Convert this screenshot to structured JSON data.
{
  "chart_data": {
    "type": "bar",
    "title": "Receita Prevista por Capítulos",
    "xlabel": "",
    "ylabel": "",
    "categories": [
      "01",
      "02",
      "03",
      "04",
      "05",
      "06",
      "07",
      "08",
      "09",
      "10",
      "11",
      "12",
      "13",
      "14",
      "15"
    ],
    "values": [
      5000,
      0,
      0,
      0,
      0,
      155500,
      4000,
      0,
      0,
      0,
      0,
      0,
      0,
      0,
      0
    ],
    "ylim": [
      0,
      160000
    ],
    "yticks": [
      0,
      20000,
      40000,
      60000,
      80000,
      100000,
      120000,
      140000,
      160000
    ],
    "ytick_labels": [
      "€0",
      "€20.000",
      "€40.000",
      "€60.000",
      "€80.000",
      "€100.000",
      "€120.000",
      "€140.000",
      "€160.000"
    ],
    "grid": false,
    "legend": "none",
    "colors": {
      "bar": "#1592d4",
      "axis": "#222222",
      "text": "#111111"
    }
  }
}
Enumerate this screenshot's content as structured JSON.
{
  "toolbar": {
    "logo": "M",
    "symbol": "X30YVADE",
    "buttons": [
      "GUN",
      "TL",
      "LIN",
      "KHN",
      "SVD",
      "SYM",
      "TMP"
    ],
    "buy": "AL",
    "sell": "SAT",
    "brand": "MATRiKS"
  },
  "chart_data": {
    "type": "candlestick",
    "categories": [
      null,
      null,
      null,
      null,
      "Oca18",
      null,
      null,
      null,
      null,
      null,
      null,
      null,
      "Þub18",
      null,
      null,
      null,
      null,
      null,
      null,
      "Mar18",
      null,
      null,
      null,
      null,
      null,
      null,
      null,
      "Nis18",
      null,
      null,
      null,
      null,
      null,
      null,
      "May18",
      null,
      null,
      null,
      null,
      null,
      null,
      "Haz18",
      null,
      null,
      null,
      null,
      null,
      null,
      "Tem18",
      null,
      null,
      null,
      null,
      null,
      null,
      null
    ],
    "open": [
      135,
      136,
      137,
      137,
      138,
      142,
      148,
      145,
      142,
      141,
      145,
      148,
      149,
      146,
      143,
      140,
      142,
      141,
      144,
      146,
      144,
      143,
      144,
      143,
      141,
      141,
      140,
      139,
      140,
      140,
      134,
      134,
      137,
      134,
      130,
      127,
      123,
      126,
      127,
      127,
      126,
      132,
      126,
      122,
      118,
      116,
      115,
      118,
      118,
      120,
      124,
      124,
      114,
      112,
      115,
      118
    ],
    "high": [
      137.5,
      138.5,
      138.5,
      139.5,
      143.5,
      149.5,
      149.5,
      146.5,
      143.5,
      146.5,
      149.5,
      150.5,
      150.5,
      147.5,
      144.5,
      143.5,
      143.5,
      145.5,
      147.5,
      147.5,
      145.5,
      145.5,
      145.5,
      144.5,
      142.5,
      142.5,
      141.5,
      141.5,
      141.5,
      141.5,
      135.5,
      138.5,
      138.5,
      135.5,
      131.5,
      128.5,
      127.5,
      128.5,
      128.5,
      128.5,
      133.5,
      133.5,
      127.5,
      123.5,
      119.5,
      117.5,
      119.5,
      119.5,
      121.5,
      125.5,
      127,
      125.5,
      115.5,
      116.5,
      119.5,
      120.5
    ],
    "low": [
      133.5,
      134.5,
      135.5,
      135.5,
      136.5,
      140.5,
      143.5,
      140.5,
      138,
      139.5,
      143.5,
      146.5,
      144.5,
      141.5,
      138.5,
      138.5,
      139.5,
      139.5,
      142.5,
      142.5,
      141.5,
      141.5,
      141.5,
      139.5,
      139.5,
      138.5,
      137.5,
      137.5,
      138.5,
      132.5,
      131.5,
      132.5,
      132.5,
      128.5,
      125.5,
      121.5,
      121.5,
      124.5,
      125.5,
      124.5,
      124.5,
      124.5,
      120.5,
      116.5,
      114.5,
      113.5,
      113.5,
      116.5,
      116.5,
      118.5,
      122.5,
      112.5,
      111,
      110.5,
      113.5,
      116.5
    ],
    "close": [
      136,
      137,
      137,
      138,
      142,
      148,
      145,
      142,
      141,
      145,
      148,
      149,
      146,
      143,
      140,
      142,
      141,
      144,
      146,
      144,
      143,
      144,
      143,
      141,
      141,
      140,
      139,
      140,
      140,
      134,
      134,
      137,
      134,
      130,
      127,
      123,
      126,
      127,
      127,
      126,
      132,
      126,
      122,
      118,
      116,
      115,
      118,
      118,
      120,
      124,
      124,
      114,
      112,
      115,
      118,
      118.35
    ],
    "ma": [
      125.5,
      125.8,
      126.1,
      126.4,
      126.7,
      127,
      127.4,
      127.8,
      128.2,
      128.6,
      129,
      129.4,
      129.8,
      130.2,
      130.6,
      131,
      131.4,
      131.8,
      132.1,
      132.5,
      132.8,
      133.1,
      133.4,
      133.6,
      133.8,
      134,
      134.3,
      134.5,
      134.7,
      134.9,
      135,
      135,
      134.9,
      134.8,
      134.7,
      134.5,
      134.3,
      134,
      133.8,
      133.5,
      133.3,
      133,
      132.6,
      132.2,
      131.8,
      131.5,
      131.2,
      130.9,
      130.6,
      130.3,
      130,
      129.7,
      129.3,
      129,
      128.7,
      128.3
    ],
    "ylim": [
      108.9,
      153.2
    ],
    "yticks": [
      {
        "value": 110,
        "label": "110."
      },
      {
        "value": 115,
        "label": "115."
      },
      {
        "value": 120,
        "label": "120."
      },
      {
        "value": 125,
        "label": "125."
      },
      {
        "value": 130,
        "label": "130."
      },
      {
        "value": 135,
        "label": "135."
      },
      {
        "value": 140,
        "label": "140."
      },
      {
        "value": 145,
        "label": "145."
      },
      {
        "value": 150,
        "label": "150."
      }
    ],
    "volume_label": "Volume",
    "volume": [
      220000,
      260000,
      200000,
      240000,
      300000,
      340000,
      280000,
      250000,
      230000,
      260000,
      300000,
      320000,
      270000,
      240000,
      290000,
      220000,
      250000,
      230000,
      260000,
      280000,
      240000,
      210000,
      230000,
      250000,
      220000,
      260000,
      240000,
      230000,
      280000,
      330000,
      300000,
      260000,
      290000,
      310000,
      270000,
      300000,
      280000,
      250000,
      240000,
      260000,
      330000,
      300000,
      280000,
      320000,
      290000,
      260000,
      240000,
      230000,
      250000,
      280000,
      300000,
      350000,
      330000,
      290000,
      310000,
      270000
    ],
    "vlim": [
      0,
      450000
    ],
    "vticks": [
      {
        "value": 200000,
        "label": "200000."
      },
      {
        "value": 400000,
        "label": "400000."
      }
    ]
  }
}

- - -

Reply with nothing except the number of lines in the listing above that include "JSON".

#### WRITTEN SOLUTION:
2